(Excerpts from a transcription dataset)
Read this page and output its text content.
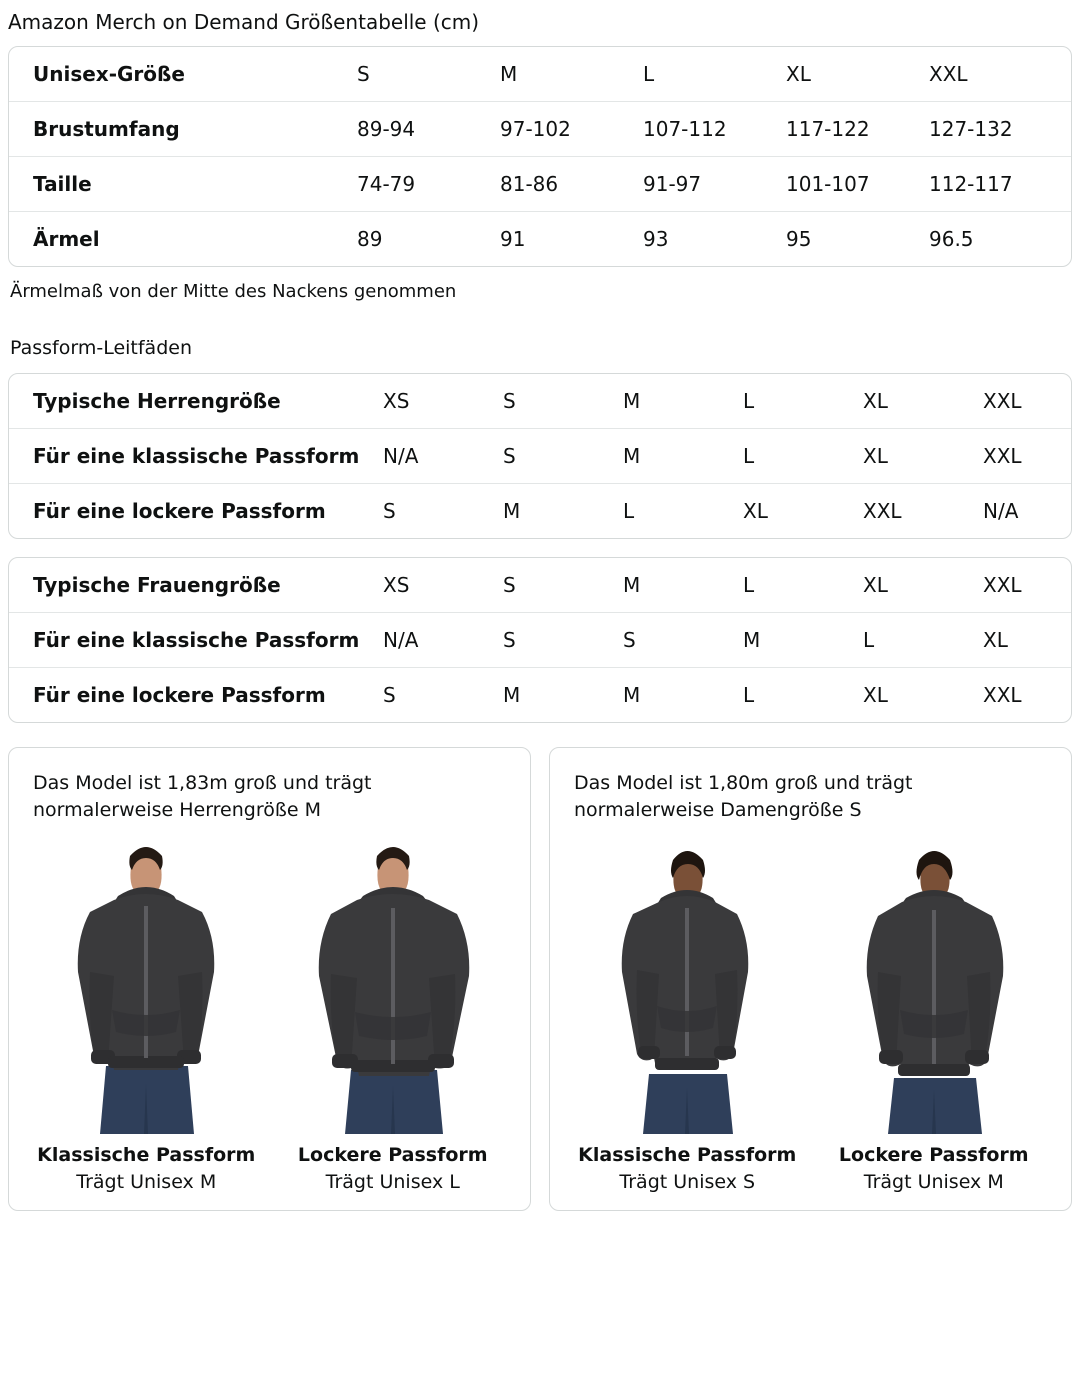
Amazon Merch on Demand Größentabelle (cm)
Unisex-Größe	S	M	L	XL	XXL
Brustumfang	89-94	97-102	107-112	117-122	127-132
Taille	74-79	81-86	91-97	101-107	112-117
Ärmel	89	91	93	95	96.5
Ärmelmaß von der Mitte des Nackens genommen
Passform-Leitfäden
Typische Herrengröße	XS	S	M	L	XL	XXL
Für eine klassische Passform	N/A	S	M	L	XL	XXL
Für eine lockere Passform	S	M	L	XL	XXL	N/A
Typische Frauengröße	XS	S	M	L	XL	XXL
Für eine klassische Passform	N/A	S	S	M	L	XL
Für eine lockere Passform	S	M	M	L	XL	XXL
Das Model ist 1,83m groß und trägt normalerweise Herrengröße M
Klassische Passform
Trägt Unisex M
Lockere Passform
Trägt Unisex L
Das Model ist 1,80m groß und trägt normalerweise Damengröße S
Klassische Passform
Trägt Unisex S
Lockere Passform
Trägt Unisex M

▶ _TASK_
All records above are to be output verbatim, with their pictures omitted.

▶ _TASK RESPONSE_
Read this page and output its text content.
Amazon Merch on Demand Größentabelle (cm)
Unisex-Größe	S	M	L	XL	XXL
Brustumfang	89-94	97-102	107-112	117-122	127-132
Taille	74-79	81-86	91-97	101-107	112-117
Ärmel	89	91	93	95	96.5
Ärmelmaß von der Mitte des Nackens genommen
Passform-Leitfäden
Typische Herrengröße	XS	S	M	L	XL	XXL
Für eine klassische Passform	N/A	S	M	L	XL	XXL
Für eine lockere Passform	S	M	L	XL	XXL	N/A
Typische Frauengröße	XS	S	M	L	XL	XXL
Für eine klassische Passform	N/A	S	S	M	L	XL
Für eine lockere Passform	S	M	M	L	XL	XXL
Das Model ist 1,83m groß und trägt normalerweise Herrengröße M
Klassische Passform
Trägt Unisex M
Lockere Passform
Trägt Unisex L
Das Model ist 1,80m groß und trägt normalerweise Damengröße S
Klassische Passform
Trägt Unisex S
Lockere Passform
Trägt Unisex M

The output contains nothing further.